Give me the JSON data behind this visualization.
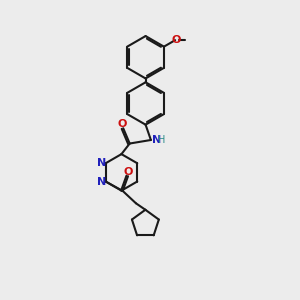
{
  "background_color": "#ececec",
  "line_color": "#1a1a1a",
  "nitrogen_color": "#2020bb",
  "oxygen_color": "#cc1010",
  "bond_width": 1.5,
  "fig_width": 3.0,
  "fig_height": 3.0,
  "dpi": 100,
  "xlim": [
    0,
    10
  ],
  "ylim": [
    0,
    10
  ]
}
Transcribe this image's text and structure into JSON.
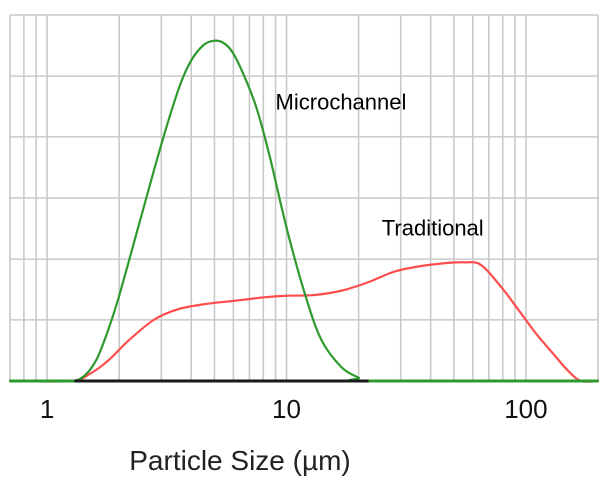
{
  "chart_data": {
    "type": "line",
    "xscale": "log",
    "xlim": [
      0.7,
      200
    ],
    "ylim": [
      0,
      100
    ],
    "grid": true,
    "xlabel": "Particle Size (µm)",
    "ylabel": "",
    "x_tick_labels": [
      "1",
      "10",
      "100"
    ],
    "x_tick_values": [
      1,
      10,
      100
    ],
    "series": [
      {
        "name": "Microchannel",
        "color": "#2e9a2e",
        "points": [
          [
            0.7,
            0
          ],
          [
            1.2,
            0
          ],
          [
            1.4,
            1
          ],
          [
            1.6,
            6
          ],
          [
            1.8,
            15
          ],
          [
            2.0,
            25
          ],
          [
            2.4,
            45
          ],
          [
            2.8,
            62
          ],
          [
            3.2,
            76
          ],
          [
            3.6,
            87
          ],
          [
            4.0,
            94
          ],
          [
            4.5,
            98.5
          ],
          [
            5.0,
            99.8
          ],
          [
            5.5,
            99
          ],
          [
            6.0,
            96
          ],
          [
            6.7,
            89
          ],
          [
            7.5,
            80
          ],
          [
            8.5,
            66
          ],
          [
            10,
            45
          ],
          [
            12,
            25
          ],
          [
            14,
            12
          ],
          [
            17,
            4
          ],
          [
            20,
            1
          ],
          [
            22,
            0
          ],
          [
            200,
            0
          ]
        ]
      },
      {
        "name": "Traditional",
        "color": "#ff4d4d",
        "points": [
          [
            0.7,
            0
          ],
          [
            1.25,
            0
          ],
          [
            1.5,
            2
          ],
          [
            1.8,
            6
          ],
          [
            2.2,
            12
          ],
          [
            2.8,
            18
          ],
          [
            3.5,
            21
          ],
          [
            4.5,
            22.5
          ],
          [
            6,
            23.5
          ],
          [
            8,
            24.5
          ],
          [
            10,
            25
          ],
          [
            13,
            25.2
          ],
          [
            17,
            26.5
          ],
          [
            22,
            29
          ],
          [
            28,
            32
          ],
          [
            35,
            33.5
          ],
          [
            45,
            34.5
          ],
          [
            55,
            34.8
          ],
          [
            65,
            34
          ],
          [
            80,
            27
          ],
          [
            95,
            20
          ],
          [
            110,
            14
          ],
          [
            130,
            8
          ],
          [
            150,
            3
          ],
          [
            170,
            0
          ],
          [
            200,
            0
          ]
        ]
      }
    ],
    "annotations": [
      {
        "text": "Microchannel",
        "x": 9.0,
        "y": 82,
        "color": "#000000"
      },
      {
        "text": "Traditional",
        "x": 25.0,
        "y": 45,
        "color": "#000000"
      }
    ],
    "gridlines_x": [
      0.7,
      0.8,
      0.9,
      1,
      2,
      3,
      4,
      5,
      6,
      7,
      8,
      9,
      10,
      20,
      30,
      40,
      50,
      60,
      70,
      80,
      90,
      100,
      200
    ],
    "gridlines_y": [
      16.7,
      33.3,
      50,
      66.7,
      83.3,
      100
    ]
  }
}
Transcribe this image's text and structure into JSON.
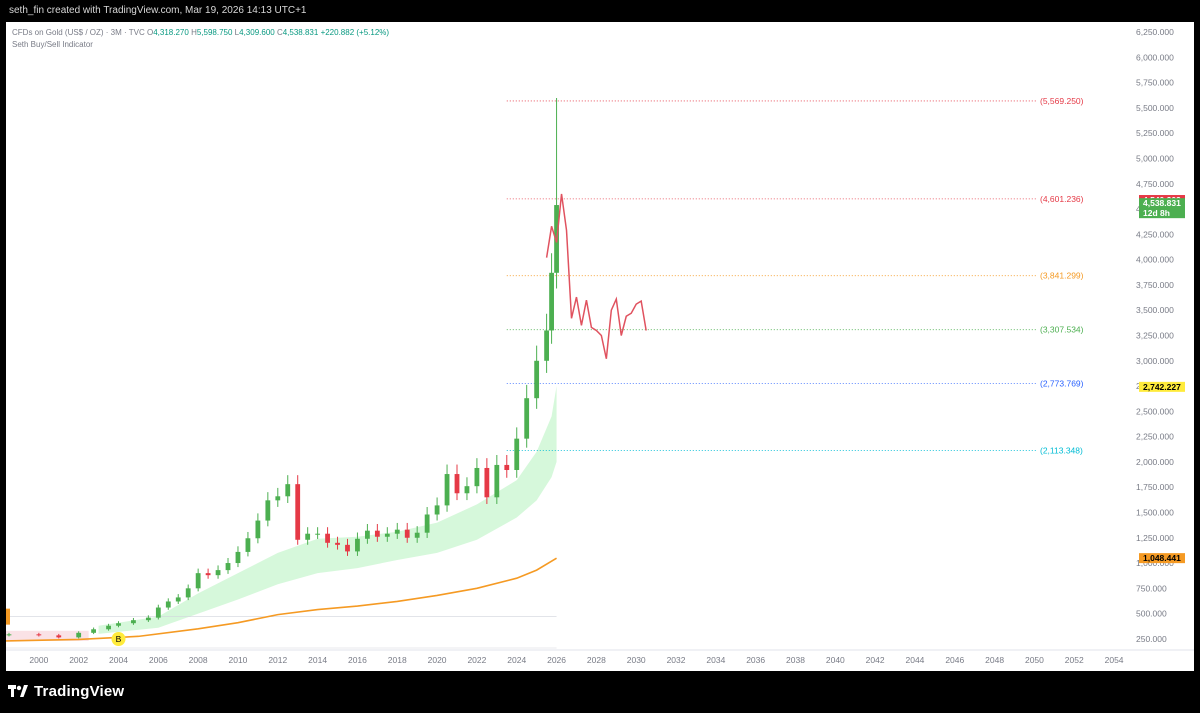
{
  "header": {
    "text": "seth_fin created with TradingView.com, Mar 19, 2026 14:13 UTC+1"
  },
  "legend": {
    "symbol": "CFDs on Gold (US$ / OZ) · 3M · TVC",
    "open_label": "O",
    "open": "4,318.270",
    "high_label": "H",
    "high": "5,598.750",
    "low_label": "L",
    "low": "4,309.600",
    "close_label": "C",
    "close": "4,538.831",
    "change": "+220.882 (+5.12%)",
    "indicator": "Seth Buy/Sell Indicator"
  },
  "footer": {
    "brand": "TradingView"
  },
  "colors": {
    "up": "#4caf50",
    "down": "#e53946",
    "projection": "#e0525f",
    "ma": "#f59a23",
    "band": "#c8f5cf",
    "axis_text": "#787b86"
  },
  "chart_data": {
    "type": "candlestick",
    "title": "CFDs on Gold (US$ / OZ) · 3M · TVC",
    "x_ticks": [
      "2000",
      "2002",
      "2004",
      "2006",
      "2008",
      "2010",
      "2012",
      "2014",
      "2016",
      "2018",
      "2020",
      "2022",
      "2024",
      "2026",
      "2028",
      "2030",
      "2032",
      "2034",
      "2036",
      "2038",
      "2040",
      "2042",
      "2044",
      "2046",
      "2048",
      "2050",
      "2052",
      "2054"
    ],
    "y_ticks": [
      "250.000",
      "500.000",
      "750.000",
      "1,000.000",
      "1,250.000",
      "1,500.000",
      "1,750.000",
      "2,000.000",
      "2,250.000",
      "2,500.000",
      "2,750.000",
      "3,000.000",
      "3,250.000",
      "3,500.000",
      "3,750.000",
      "4,000.000",
      "4,250.000",
      "4,500.000",
      "4,750.000",
      "5,000.000",
      "5,250.000",
      "5,500.000",
      "5,750.000",
      "6,000.000",
      "6,250.000"
    ],
    "ylim": [
      150,
      6350
    ],
    "xlim": [
      1998.35,
      2055
    ],
    "levels": [
      {
        "label": "(5,569.250)",
        "value": 5569.25,
        "color": "#e53946"
      },
      {
        "label": "(4,601.236)",
        "value": 4601.236,
        "color": "#e53946"
      },
      {
        "label": "(3,841.299)",
        "value": 3841.299,
        "color": "#f59a23"
      },
      {
        "label": "(3,307.534)",
        "value": 3307.534,
        "color": "#4caf50"
      },
      {
        "label": "(2,773.769)",
        "value": 2773.769,
        "color": "#2962ff"
      },
      {
        "label": "(2,113.348)",
        "value": 2113.348,
        "color": "#00bcd4"
      }
    ],
    "price_badges": [
      {
        "label": "4,540.209",
        "value": 4540.209,
        "bg": "#e53946",
        "fg": "#ffffff"
      },
      {
        "label": "4,538.831",
        "value": 4538.831,
        "sub": "12d 8h",
        "bg": "#4caf50",
        "fg": "#ffffff"
      },
      {
        "label": "2,742.227",
        "value": 2742.227,
        "bg": "#ffeb3b",
        "fg": "#000000"
      },
      {
        "label": "1,048.441",
        "value": 1048.441,
        "bg": "#f59a23",
        "fg": "#000000"
      }
    ],
    "signal": {
      "label": "B",
      "year": 2004.0,
      "color": "#ffeb3b"
    },
    "closes": [
      [
        1998.5,
        295
      ],
      [
        2000.0,
        285
      ],
      [
        2001.0,
        265
      ],
      [
        2002.0,
        310
      ],
      [
        2002.75,
        345
      ],
      [
        2003.5,
        380
      ],
      [
        2004.0,
        405
      ],
      [
        2004.75,
        435
      ],
      [
        2005.5,
        460
      ],
      [
        2006.0,
        560
      ],
      [
        2006.5,
        620
      ],
      [
        2007.0,
        660
      ],
      [
        2007.5,
        750
      ],
      [
        2008.0,
        900
      ],
      [
        2008.5,
        880
      ],
      [
        2009.0,
        930
      ],
      [
        2009.5,
        1000
      ],
      [
        2010.0,
        1110
      ],
      [
        2010.5,
        1245
      ],
      [
        2011.0,
        1420
      ],
      [
        2011.5,
        1620
      ],
      [
        2012.0,
        1660
      ],
      [
        2012.5,
        1780
      ],
      [
        2013.0,
        1230
      ],
      [
        2013.5,
        1290
      ],
      [
        2014.0,
        1290
      ],
      [
        2014.5,
        1200
      ],
      [
        2015.0,
        1180
      ],
      [
        2015.5,
        1115
      ],
      [
        2016.0,
        1240
      ],
      [
        2016.5,
        1320
      ],
      [
        2017.0,
        1260
      ],
      [
        2017.5,
        1290
      ],
      [
        2018.0,
        1330
      ],
      [
        2018.5,
        1250
      ],
      [
        2019.0,
        1300
      ],
      [
        2019.5,
        1480
      ],
      [
        2020.0,
        1570
      ],
      [
        2020.5,
        1880
      ],
      [
        2021.0,
        1690
      ],
      [
        2021.5,
        1760
      ],
      [
        2022.0,
        1940
      ],
      [
        2022.5,
        1650
      ],
      [
        2023.0,
        1970
      ],
      [
        2023.5,
        1920
      ],
      [
        2024.0,
        2230
      ],
      [
        2024.5,
        2630
      ],
      [
        2025.0,
        3000
      ],
      [
        2025.5,
        3300
      ],
      [
        2025.75,
        3870
      ],
      [
        2026.0,
        4540
      ]
    ],
    "projection": [
      [
        2025.5,
        4020
      ],
      [
        2025.75,
        4330
      ],
      [
        2026.0,
        4170
      ],
      [
        2026.25,
        4650
      ],
      [
        2026.5,
        4290
      ],
      [
        2026.75,
        3420
      ],
      [
        2027.0,
        3630
      ],
      [
        2027.25,
        3350
      ],
      [
        2027.5,
        3600
      ],
      [
        2027.75,
        3330
      ],
      [
        2028.0,
        3300
      ],
      [
        2028.25,
        3250
      ],
      [
        2028.5,
        3020
      ],
      [
        2028.75,
        3500
      ],
      [
        2029.0,
        3610
      ],
      [
        2029.25,
        3250
      ],
      [
        2029.5,
        3440
      ],
      [
        2029.75,
        3470
      ],
      [
        2030.0,
        3560
      ],
      [
        2030.25,
        3590
      ],
      [
        2030.5,
        3300
      ]
    ],
    "ma_series": [
      [
        1998.35,
        230
      ],
      [
        2002.0,
        245
      ],
      [
        2005.0,
        275
      ],
      [
        2008.0,
        350
      ],
      [
        2010.0,
        410
      ],
      [
        2012.0,
        490
      ],
      [
        2014.0,
        540
      ],
      [
        2016.0,
        575
      ],
      [
        2018.0,
        620
      ],
      [
        2020.0,
        680
      ],
      [
        2022.0,
        750
      ],
      [
        2024.0,
        850
      ],
      [
        2025.0,
        930
      ],
      [
        2026.0,
        1048
      ]
    ],
    "band_upper": [
      [
        2003.0,
        380
      ],
      [
        2006.0,
        470
      ],
      [
        2008.0,
        700
      ],
      [
        2010.0,
        900
      ],
      [
        2012.0,
        1100
      ],
      [
        2014.0,
        1240
      ],
      [
        2016.0,
        1260
      ],
      [
        2018.0,
        1310
      ],
      [
        2020.0,
        1400
      ],
      [
        2022.0,
        1580
      ],
      [
        2024.0,
        1820
      ],
      [
        2025.0,
        2100
      ],
      [
        2025.75,
        2450
      ],
      [
        2026.0,
        2750
      ]
    ],
    "band_lower": [
      [
        2003.0,
        300
      ],
      [
        2006.0,
        360
      ],
      [
        2008.0,
        500
      ],
      [
        2010.0,
        640
      ],
      [
        2012.0,
        790
      ],
      [
        2014.0,
        900
      ],
      [
        2016.0,
        950
      ],
      [
        2018.0,
        1030
      ],
      [
        2020.0,
        1100
      ],
      [
        2022.0,
        1230
      ],
      [
        2024.0,
        1450
      ],
      [
        2025.0,
        1620
      ],
      [
        2025.75,
        1850
      ],
      [
        2026.0,
        2000
      ]
    ]
  }
}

▶ REQUEST:
Read through the entries and copy every line that includes "name".

▶ REPLY TO THE EXERCISE:
        "name": "Microchannel",
        "name": "Traditional",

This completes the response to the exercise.